**Work required**. Copy out the lines that include the word "средняя".

**Source material**.
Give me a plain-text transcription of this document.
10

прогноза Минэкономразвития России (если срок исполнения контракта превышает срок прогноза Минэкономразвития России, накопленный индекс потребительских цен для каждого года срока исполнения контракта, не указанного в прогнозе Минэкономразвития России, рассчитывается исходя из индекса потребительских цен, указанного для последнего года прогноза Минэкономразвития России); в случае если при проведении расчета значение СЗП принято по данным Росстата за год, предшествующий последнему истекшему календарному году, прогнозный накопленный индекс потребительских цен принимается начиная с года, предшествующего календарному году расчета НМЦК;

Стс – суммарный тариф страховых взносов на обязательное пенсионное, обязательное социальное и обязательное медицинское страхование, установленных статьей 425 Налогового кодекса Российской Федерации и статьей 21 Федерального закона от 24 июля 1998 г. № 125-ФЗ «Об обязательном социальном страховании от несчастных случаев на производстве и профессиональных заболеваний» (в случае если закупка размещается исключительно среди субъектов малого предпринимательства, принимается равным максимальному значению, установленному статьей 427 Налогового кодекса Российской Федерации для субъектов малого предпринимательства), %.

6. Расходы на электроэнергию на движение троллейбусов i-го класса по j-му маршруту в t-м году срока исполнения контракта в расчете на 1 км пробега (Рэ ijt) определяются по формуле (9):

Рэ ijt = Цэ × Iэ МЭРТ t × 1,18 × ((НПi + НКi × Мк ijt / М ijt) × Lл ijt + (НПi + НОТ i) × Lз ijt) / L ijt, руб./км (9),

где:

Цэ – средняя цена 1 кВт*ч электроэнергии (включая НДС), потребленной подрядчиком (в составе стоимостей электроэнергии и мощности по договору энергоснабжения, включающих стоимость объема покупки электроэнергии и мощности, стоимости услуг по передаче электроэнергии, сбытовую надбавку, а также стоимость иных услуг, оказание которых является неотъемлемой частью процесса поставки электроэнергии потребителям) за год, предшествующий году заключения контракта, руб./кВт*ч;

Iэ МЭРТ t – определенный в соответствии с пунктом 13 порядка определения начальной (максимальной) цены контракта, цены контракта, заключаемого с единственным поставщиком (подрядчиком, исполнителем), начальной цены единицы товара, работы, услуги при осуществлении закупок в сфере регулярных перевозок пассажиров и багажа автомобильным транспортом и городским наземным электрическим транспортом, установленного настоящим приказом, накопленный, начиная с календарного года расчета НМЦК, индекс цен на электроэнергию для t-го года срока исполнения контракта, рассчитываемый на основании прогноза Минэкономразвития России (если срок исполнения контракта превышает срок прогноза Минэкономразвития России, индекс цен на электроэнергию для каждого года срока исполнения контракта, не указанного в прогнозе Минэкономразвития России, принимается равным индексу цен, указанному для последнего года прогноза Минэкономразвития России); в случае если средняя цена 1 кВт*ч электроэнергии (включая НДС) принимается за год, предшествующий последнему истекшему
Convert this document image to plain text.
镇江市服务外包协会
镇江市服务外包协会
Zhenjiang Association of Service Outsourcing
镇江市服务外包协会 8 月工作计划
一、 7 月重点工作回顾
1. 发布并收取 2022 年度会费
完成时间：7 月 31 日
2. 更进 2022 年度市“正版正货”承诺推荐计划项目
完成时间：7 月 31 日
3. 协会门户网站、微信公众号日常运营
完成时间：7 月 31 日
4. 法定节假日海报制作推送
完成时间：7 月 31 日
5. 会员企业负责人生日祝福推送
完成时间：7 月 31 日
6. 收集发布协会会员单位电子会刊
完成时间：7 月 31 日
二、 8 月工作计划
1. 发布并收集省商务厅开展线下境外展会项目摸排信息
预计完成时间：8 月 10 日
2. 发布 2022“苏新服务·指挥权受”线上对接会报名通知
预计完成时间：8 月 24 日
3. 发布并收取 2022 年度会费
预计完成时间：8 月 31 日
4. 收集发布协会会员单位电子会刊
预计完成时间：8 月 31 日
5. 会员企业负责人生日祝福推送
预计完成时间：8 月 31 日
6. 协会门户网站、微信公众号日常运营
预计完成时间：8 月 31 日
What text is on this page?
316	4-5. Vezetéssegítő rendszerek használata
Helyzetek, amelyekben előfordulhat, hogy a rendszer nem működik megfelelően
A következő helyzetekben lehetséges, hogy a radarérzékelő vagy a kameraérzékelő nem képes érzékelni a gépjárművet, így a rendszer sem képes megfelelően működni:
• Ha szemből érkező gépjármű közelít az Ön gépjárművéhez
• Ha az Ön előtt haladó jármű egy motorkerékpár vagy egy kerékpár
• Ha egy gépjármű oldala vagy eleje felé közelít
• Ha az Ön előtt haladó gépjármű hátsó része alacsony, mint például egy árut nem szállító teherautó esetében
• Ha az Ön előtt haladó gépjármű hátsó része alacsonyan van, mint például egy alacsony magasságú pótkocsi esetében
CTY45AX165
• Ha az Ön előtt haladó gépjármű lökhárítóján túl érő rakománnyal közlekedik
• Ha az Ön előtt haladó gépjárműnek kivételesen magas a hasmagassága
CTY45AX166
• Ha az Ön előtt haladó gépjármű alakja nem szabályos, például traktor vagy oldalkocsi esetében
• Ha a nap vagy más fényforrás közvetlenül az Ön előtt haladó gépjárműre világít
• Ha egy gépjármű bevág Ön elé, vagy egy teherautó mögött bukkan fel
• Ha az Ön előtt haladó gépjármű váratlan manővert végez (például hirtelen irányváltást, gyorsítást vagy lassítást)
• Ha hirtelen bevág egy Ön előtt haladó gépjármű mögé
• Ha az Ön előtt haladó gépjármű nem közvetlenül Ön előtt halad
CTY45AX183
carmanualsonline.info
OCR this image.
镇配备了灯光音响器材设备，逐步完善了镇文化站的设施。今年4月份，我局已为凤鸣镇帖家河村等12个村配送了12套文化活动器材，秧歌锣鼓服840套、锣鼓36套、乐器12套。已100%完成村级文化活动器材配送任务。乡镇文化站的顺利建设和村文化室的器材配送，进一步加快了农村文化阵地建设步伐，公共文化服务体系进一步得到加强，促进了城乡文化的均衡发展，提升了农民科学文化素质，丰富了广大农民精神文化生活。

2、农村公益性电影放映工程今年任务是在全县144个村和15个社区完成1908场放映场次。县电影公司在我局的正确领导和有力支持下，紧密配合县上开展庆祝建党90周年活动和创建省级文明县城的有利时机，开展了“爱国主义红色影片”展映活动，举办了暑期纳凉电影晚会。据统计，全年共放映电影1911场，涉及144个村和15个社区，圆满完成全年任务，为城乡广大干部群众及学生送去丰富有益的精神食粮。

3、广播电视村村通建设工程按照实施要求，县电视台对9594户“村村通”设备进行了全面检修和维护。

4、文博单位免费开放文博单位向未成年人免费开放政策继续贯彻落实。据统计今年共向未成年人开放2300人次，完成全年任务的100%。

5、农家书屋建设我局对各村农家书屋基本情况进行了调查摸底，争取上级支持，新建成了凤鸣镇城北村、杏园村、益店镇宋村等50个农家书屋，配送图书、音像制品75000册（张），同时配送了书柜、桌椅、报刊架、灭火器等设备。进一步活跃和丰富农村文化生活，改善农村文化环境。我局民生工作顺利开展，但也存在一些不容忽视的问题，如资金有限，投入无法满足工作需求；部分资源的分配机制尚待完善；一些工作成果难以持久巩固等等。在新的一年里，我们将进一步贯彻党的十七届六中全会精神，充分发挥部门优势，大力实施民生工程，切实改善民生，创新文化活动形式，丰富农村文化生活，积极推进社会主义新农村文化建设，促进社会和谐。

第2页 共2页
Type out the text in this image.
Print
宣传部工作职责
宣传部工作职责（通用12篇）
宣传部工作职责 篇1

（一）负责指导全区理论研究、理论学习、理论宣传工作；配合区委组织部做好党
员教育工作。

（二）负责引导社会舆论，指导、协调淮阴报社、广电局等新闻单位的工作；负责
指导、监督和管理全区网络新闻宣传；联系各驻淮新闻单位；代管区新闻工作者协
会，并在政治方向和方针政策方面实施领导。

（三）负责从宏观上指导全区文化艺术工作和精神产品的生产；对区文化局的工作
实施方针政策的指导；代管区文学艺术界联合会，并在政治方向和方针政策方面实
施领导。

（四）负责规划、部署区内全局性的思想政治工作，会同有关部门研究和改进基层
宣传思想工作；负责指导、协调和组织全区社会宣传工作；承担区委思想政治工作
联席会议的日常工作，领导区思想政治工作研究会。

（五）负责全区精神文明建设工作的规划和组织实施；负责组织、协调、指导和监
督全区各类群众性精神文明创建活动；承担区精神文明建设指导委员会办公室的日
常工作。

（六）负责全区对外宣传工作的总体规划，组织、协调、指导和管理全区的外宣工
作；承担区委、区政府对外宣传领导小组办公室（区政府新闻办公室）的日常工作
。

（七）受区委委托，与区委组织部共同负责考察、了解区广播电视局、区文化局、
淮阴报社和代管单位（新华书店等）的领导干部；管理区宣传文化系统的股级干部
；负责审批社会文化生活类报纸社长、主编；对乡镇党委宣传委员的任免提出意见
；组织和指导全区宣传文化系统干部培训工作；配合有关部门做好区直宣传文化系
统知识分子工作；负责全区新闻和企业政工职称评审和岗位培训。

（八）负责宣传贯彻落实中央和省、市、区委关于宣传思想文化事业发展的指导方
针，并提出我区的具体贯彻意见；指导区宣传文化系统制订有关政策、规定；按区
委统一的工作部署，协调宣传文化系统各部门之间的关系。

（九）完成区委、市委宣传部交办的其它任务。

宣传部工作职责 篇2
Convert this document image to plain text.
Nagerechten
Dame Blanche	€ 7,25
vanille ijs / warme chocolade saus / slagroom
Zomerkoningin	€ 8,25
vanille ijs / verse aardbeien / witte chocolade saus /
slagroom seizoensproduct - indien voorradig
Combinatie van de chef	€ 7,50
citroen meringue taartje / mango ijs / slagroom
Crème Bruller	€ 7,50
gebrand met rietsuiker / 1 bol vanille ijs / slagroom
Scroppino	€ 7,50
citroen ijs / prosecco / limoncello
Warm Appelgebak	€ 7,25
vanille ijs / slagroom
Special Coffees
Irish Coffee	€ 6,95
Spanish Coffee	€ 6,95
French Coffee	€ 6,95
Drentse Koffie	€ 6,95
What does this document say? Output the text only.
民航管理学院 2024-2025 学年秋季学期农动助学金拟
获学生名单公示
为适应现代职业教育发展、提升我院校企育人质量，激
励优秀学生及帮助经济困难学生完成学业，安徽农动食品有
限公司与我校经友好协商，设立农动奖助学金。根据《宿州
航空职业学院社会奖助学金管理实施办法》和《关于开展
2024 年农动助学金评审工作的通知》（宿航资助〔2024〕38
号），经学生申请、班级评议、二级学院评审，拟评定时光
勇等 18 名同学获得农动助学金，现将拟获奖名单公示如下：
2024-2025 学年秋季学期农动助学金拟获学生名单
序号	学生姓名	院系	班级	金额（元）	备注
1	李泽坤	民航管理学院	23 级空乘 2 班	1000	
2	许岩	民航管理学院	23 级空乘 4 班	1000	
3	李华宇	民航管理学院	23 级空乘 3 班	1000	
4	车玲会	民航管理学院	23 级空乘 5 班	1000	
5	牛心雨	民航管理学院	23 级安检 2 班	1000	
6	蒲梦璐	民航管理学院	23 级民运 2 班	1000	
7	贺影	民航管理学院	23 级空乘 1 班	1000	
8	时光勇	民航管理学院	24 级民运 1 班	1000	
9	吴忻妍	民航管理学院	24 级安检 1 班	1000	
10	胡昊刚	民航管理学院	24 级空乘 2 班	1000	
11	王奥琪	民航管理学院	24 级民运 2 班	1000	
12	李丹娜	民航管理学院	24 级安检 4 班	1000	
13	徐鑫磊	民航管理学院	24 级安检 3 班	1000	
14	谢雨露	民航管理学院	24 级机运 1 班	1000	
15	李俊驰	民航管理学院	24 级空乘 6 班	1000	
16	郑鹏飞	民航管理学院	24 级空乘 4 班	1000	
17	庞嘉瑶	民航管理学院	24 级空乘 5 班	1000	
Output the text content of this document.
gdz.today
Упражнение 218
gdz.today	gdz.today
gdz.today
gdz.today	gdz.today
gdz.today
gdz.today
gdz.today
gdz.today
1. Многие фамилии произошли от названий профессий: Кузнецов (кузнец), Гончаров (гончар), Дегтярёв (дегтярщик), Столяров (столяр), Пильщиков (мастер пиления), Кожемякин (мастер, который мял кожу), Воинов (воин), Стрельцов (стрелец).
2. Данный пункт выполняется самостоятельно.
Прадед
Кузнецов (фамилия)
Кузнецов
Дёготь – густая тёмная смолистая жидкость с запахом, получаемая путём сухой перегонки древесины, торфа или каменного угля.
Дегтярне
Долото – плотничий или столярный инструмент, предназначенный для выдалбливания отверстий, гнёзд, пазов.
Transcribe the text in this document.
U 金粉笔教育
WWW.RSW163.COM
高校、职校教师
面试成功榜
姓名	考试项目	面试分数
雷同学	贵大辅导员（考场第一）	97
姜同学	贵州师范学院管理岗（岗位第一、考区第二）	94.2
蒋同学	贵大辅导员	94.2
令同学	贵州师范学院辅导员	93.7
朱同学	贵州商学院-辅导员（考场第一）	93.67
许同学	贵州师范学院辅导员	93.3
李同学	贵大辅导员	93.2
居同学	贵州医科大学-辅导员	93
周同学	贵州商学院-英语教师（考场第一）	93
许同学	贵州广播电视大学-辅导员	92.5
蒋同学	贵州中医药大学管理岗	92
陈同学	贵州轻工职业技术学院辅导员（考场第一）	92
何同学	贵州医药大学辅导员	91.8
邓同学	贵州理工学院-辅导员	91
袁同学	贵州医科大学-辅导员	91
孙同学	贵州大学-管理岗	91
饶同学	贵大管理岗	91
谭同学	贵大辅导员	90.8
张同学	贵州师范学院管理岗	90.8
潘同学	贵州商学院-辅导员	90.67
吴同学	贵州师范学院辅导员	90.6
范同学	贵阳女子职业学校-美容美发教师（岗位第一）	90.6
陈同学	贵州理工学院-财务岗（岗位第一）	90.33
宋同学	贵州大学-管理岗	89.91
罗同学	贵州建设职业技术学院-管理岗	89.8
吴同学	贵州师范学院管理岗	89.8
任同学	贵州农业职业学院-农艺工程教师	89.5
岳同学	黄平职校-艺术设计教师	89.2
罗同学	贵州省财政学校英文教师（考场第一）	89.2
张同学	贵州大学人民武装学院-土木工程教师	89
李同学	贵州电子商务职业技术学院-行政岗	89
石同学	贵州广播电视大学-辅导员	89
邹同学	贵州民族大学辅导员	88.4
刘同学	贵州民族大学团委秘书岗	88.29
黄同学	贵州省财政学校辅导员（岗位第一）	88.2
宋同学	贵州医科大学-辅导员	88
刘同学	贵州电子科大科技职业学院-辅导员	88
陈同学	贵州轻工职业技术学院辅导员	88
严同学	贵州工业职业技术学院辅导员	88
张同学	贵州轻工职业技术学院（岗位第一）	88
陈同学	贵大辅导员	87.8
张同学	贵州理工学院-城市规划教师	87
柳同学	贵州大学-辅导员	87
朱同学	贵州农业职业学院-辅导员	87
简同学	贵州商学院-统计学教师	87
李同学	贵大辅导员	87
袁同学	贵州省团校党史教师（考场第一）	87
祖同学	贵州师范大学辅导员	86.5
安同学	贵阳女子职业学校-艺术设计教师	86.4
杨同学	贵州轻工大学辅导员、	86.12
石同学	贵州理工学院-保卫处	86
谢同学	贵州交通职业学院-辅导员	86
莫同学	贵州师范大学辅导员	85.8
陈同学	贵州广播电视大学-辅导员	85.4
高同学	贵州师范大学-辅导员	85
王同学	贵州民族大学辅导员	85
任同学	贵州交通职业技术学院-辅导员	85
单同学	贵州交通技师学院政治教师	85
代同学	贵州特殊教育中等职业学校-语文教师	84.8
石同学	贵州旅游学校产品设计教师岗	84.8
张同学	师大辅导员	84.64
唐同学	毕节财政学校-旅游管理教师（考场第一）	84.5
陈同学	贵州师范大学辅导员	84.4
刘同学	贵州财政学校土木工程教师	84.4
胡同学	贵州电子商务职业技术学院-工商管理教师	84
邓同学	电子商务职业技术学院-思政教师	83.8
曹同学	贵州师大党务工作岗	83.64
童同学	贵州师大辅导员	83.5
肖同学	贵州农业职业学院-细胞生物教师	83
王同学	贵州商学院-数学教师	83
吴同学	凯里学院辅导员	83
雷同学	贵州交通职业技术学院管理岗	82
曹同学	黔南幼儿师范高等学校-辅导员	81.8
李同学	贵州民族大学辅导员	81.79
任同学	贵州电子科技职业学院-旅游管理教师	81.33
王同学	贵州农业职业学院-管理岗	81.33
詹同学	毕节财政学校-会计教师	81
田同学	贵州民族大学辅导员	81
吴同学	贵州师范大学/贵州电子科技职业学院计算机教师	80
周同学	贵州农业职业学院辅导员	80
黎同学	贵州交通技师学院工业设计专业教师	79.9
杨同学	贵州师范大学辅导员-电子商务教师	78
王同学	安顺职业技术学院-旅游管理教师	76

**Task output**.
Цэ – средняя цена 1 кВт*ч электроэнергии (включая НДС), потребленной подрядчиком (в составе стоимостей электроэнергии и мощности по договору энергоснабжения, включающих стоимость объема покупки электроэнергии и мощности, стоимости услуг по передаче электроэнергии, сбытовую надбавку, а также стоимость иных услуг, оказание которых является неотъемлемой частью процесса поставки электроэнергии потребителям) за год, предшествующий году заключения контракта, руб./кВт*ч;
Iэ МЭРТ t – определенный в соответствии с пунктом 13 порядка определения начальной (максимальной) цены контракта, цены контракта, заключаемого с единственным поставщиком (подрядчиком, исполнителем), начальной цены единицы товара, работы, услуги при осуществлении закупок в сфере регулярных перевозок пассажиров и багажа автомобильным транспортом и городским наземным электрическим транспортом, установленного настоящим приказом, накопленный, начиная с календарного года расчета НМЦК, индекс цен на электроэнергию для t-го года срока исполнения контракта, рассчитываемый на основании прогноза Минэкономразвития России (если срок исполнения контракта превышает срок прогноза Минэкономразвития России, индекс цен на электроэнергию для каждого года срока исполнения контракта, не указанного в прогнозе Минэкономразвития России, принимается равным индексу цен, указанному для последнего года прогноза Минэкономразвития России); в случае если средняя цена 1 кВт*ч электроэнергии (включая НДС) принимается за год, предшествующий последнему истекшему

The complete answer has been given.